## start RECORDS PROVIDED
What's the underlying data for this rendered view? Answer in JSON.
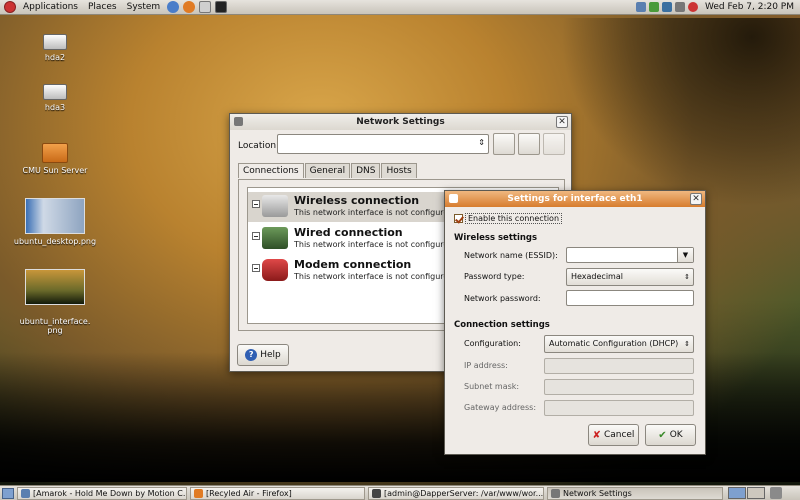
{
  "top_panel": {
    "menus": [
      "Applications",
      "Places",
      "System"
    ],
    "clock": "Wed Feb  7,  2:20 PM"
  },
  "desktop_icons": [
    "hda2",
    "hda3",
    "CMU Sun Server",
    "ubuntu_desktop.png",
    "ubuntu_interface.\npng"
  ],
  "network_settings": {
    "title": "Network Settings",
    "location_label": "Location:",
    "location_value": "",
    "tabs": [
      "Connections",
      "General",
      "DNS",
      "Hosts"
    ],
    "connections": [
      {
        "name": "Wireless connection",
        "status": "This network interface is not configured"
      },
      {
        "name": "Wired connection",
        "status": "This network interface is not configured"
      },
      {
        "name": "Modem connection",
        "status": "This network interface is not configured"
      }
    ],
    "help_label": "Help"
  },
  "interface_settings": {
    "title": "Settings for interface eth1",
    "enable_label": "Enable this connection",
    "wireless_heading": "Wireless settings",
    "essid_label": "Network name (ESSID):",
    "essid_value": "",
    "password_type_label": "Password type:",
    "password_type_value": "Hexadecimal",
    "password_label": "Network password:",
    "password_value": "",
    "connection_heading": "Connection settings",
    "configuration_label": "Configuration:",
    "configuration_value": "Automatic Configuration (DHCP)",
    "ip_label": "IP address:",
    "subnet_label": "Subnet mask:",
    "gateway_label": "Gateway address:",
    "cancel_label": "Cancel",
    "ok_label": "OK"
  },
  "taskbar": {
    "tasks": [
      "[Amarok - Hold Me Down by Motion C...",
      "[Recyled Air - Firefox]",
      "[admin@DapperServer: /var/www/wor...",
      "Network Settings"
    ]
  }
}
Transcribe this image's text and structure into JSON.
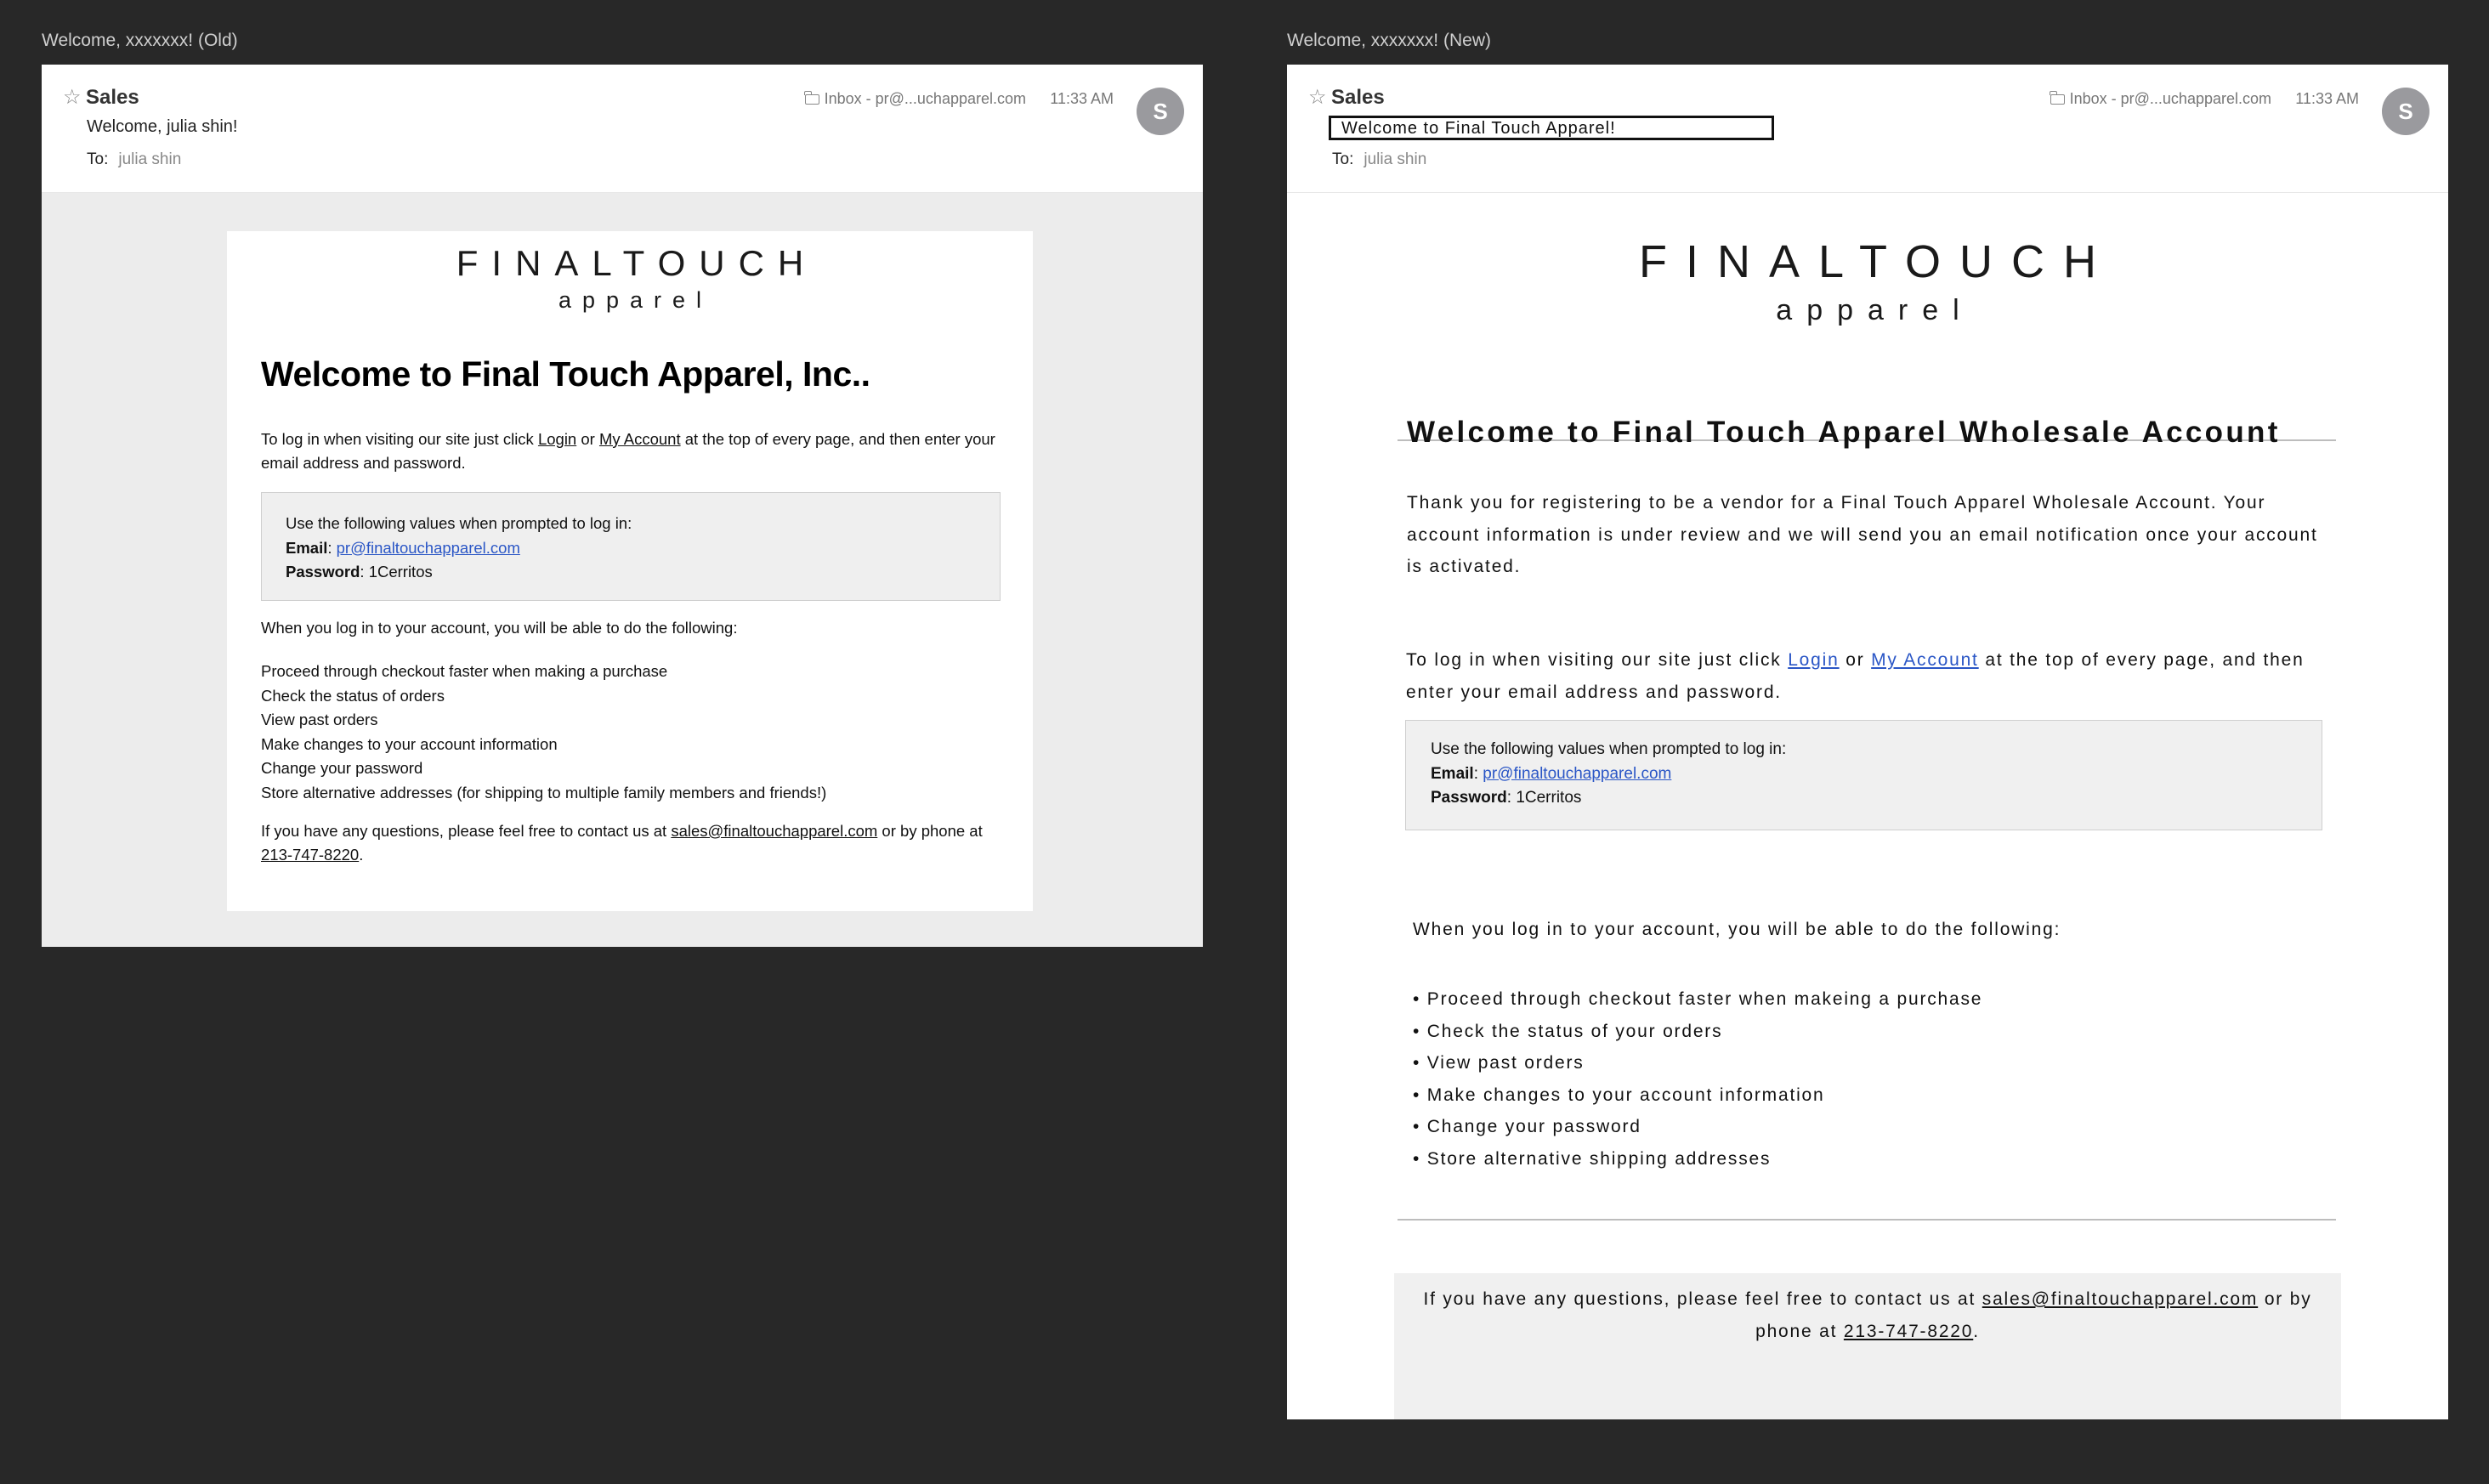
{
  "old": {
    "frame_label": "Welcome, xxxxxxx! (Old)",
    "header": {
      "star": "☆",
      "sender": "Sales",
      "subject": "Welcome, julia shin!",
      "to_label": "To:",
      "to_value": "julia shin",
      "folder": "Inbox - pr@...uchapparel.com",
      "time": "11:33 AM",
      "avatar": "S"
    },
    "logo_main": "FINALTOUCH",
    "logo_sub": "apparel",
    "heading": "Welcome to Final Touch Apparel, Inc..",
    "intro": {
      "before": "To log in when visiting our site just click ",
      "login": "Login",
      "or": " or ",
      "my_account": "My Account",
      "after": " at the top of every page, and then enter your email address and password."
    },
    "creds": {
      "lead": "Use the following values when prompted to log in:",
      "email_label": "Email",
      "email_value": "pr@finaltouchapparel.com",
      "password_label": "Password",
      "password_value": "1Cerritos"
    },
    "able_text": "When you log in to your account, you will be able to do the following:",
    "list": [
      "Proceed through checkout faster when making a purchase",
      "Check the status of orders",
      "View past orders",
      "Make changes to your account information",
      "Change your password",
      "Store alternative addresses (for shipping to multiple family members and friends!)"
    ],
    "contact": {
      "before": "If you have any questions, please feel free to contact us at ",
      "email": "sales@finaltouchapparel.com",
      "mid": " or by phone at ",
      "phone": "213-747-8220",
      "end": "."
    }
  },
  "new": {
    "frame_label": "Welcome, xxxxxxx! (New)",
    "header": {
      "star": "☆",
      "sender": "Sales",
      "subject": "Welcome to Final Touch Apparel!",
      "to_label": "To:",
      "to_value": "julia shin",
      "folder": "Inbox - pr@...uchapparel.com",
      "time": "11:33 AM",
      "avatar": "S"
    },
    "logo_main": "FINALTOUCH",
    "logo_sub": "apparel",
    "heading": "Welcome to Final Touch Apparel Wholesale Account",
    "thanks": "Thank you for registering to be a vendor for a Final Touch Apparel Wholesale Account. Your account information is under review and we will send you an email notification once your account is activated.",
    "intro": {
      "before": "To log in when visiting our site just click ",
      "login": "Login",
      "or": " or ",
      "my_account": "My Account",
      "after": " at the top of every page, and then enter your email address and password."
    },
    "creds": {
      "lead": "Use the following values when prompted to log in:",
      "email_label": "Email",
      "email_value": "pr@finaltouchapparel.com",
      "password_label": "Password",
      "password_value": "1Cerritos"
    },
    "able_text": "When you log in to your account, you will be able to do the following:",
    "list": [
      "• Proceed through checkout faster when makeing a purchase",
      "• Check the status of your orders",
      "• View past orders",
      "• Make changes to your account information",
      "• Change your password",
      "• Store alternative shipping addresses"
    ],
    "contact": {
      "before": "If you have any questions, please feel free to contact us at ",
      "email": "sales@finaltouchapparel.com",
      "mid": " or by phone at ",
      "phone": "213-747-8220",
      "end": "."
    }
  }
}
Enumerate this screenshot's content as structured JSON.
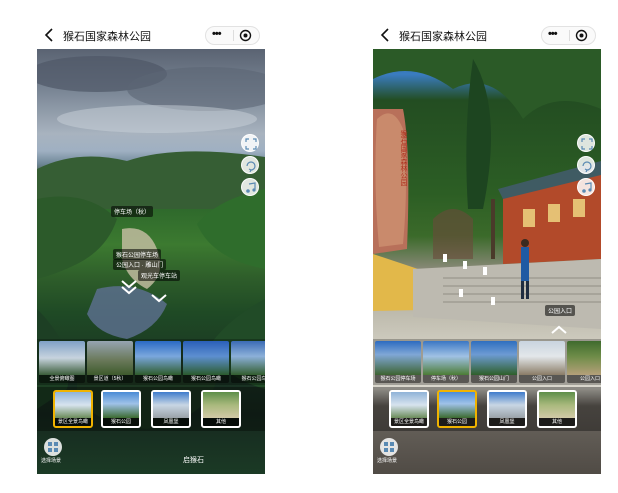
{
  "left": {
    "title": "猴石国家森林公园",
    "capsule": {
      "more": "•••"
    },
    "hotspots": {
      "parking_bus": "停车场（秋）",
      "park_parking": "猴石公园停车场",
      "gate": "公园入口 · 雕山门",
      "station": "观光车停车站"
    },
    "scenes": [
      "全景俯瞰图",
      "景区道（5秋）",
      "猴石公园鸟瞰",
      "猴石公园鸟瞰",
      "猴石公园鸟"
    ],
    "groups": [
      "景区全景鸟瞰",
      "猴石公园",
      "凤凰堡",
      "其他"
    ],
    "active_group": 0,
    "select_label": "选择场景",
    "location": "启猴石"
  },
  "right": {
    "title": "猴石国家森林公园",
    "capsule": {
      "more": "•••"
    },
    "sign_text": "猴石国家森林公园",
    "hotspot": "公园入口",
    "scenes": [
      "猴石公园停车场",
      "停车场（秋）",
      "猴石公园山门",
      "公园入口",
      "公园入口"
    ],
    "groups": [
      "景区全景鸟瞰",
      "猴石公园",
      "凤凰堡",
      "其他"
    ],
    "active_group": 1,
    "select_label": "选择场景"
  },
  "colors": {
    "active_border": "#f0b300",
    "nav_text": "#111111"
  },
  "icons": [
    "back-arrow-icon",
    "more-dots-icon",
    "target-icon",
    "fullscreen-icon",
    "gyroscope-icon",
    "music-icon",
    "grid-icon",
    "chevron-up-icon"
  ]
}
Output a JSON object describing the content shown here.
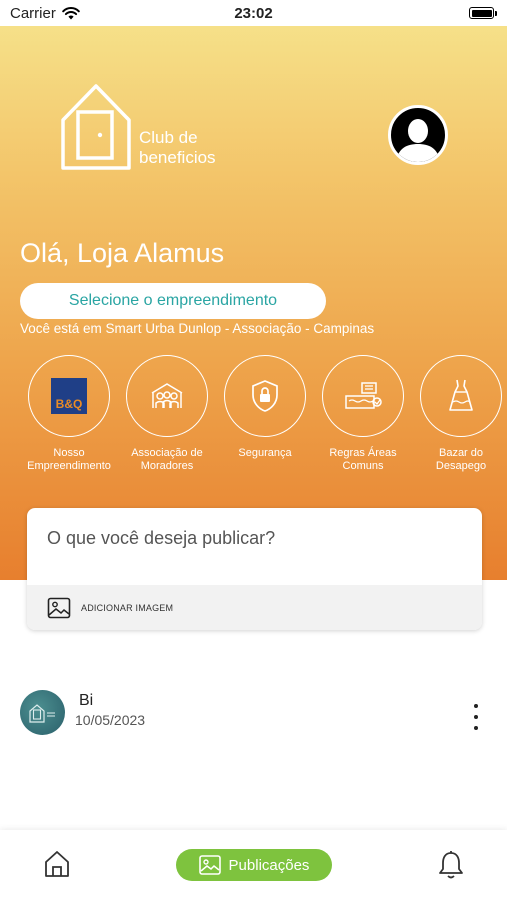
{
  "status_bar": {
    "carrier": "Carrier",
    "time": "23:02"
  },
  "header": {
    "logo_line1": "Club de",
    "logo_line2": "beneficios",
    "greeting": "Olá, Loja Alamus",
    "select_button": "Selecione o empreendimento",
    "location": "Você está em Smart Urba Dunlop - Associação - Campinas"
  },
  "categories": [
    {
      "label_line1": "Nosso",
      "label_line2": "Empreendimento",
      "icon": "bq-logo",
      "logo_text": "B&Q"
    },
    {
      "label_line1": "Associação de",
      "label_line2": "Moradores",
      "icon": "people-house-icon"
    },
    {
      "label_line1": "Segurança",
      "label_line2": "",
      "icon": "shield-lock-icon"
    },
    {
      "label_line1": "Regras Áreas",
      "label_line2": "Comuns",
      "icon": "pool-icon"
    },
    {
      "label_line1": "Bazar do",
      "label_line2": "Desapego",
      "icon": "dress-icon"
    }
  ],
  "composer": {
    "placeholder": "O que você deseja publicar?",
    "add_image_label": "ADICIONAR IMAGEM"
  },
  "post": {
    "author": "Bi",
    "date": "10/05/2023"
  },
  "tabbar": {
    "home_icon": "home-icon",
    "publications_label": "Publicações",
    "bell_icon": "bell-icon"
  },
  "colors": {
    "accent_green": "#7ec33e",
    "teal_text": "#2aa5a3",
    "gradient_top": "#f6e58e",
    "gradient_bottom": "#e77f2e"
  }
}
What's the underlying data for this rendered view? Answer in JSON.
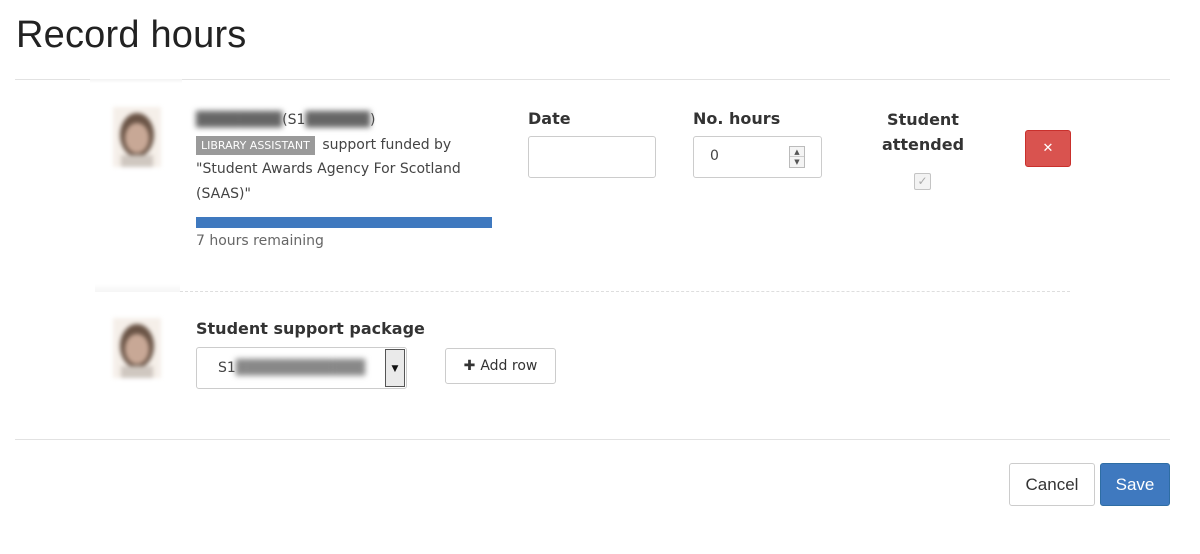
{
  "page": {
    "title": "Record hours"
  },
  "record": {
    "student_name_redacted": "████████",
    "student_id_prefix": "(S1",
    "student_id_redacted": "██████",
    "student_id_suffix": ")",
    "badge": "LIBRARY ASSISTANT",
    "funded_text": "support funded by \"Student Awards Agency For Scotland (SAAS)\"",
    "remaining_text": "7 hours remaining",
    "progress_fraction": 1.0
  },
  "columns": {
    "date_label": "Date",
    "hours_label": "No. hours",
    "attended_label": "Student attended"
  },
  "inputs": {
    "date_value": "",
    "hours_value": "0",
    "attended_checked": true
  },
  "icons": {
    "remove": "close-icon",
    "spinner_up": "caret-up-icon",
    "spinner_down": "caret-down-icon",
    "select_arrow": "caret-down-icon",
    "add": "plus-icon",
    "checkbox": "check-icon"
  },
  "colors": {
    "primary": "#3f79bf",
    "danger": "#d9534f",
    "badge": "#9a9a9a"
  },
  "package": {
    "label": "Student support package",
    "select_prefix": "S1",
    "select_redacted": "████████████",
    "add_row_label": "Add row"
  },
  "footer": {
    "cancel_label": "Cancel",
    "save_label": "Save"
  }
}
## end RECORDS PROVIDED
TASK PROMPT: Copy each line in the data that holds the word "faster".

FINAL ANSWER:
      "Proceed through checkout faster when making a purchase",
      "• Proceed through checkout faster when makeing a purchase",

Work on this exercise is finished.